In 90 Tagen durch die Bibel – ein Erfahrungsbericht

Anfang diesen Jahres habe ich die Bibel in 90 Tagen durchgelesen. Warum? Nun, das hatte mehrere Gründe. Zum einen, weil ich einfach mal wissen wollte, wie machbar das tatsächlich ist. Dass man sehr gut ohne größere Anstrengung die Bibel innerhalb eines Jahres durchlesen kann, ist bekannt. Das war auch mein Standardplan während der letzten Jahre. Nun wollte ich wissen, wie viel anstrengender es wohl ist, für die gleiche Menge an Text nur drei Monate zu benötigen. Ist das überhaupt im (fast) normalen Alltag möglich? Außerdem wollte ich mir selbst die Herausforderung stellen, um mehr Zeit in Gottes Wort zu verbringen. Ich hatte mir schon vor längerer Zeit einige Bibellesepläne „für später“ abgespeichert, die ich jedoch noch nie begonnen habe, weil sie mir zu intensiv erschienen. Ende letzten Jahres kam mir dann der Gedanke, ob nicht die Pläne zu umfangreich sind sondern ich einfach nur nicht gewillt bin, mehr Zeit mit Gott zu verbringen? Deshalb fasste ich den Entschluss, „wenn schon, dann richtig“ ins tiefe Wasser zu springen. Der andere Grund für mein „Experiment“ war die erwähnte Tatsache, dass ich in den letzten Jahren im Jahresrhythmus immer wieder die Bibel von vorn bis hinten durchgelesen habe. Mir fehlte nach dieser Zeit der Tiefgang. Soll heißen, ich wollte gern wieder tiefer in Bibeltexte eintauchen; auch mal einen Tag nur mit ein oder zwei Versen verbringen. Dafür ist doch aber ein 90-Tage-Plan denkbar ungeeignet?! Stimmt, aber er lässt mir noch genügend Tage im Jahr, um mich auf das intensive Studium konzentrieren zu können. Denn das Überblickslesen will ich trotzdem nicht sein lassen.

> [GEGEBENE DATEN]
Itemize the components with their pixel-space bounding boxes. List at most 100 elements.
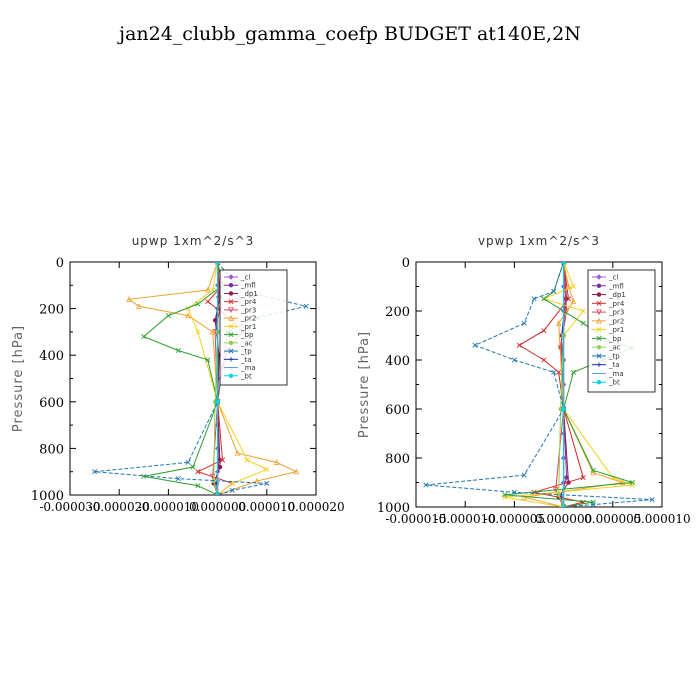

> [ARBEITSAUFTRAG] Schreibe den Erfahrungsbericht über das Durchlesen der Bibel in 90 Tagen im Anschluss an seinen letzten Satz weiter.

> [LÖSUNG]
Ich habe also nach geeigneten Leseplänen gesucht. So hatte ich eine Orientierung, wie groß der tägliche Leseumfang sein müsste. Leider gibt es keine deutschsprachigen Lesepläne (jedenfalls habe ich keine gefunden); glücklicherweise sind die englischen Bezeichnungen der Bibelbücher in der Regel eindeutig. So kann jeder, der des Englischen nicht mächtig ist, dennoch ruhigen Gewissens diese Pläne verwenden. Zwei Pläne kamen in meine nähere Auswahl: Der „CSB The Bible in 90 Days“-Plan (von den Herausgebern der Christian Standard Bible) und der „Every Word“-Plan. Der erste Plan geht schnörkellos einmal von vorn nach hinten durch die Bibel. Außerdem hat er zwei eingebaute „Gnadentage“, falls man mal eine Lesung aufholen muss. Der zweite Plan ordnet die Lesungen in chronologischer Reihenfolge an und hat zieht gnadenlos die 90 Tage durch. Ich habe mich für den zweiten entschieden, vor allem aufgrund der zeitlich geordneten Struktur. Auf der verlinkten Internetseite kann man den Plan herunterladen. Wer lieber digital unterwegs ist, findet das selbe Programm auch in der YouVersion Bibelapp (unter den englischen Leseplänen). Außerdem gibt es ein Begleitbuch (auch in englisch). In diesem findet man kurze Einführungen zu den biblischen Büchern und Hinweise zur Bibellese, die der Reflektion und dem Verstehen helfen sollen. Dieses Buch habe ich mir nicht gekauft, es ist nicht zwingend notwendig für den Plan.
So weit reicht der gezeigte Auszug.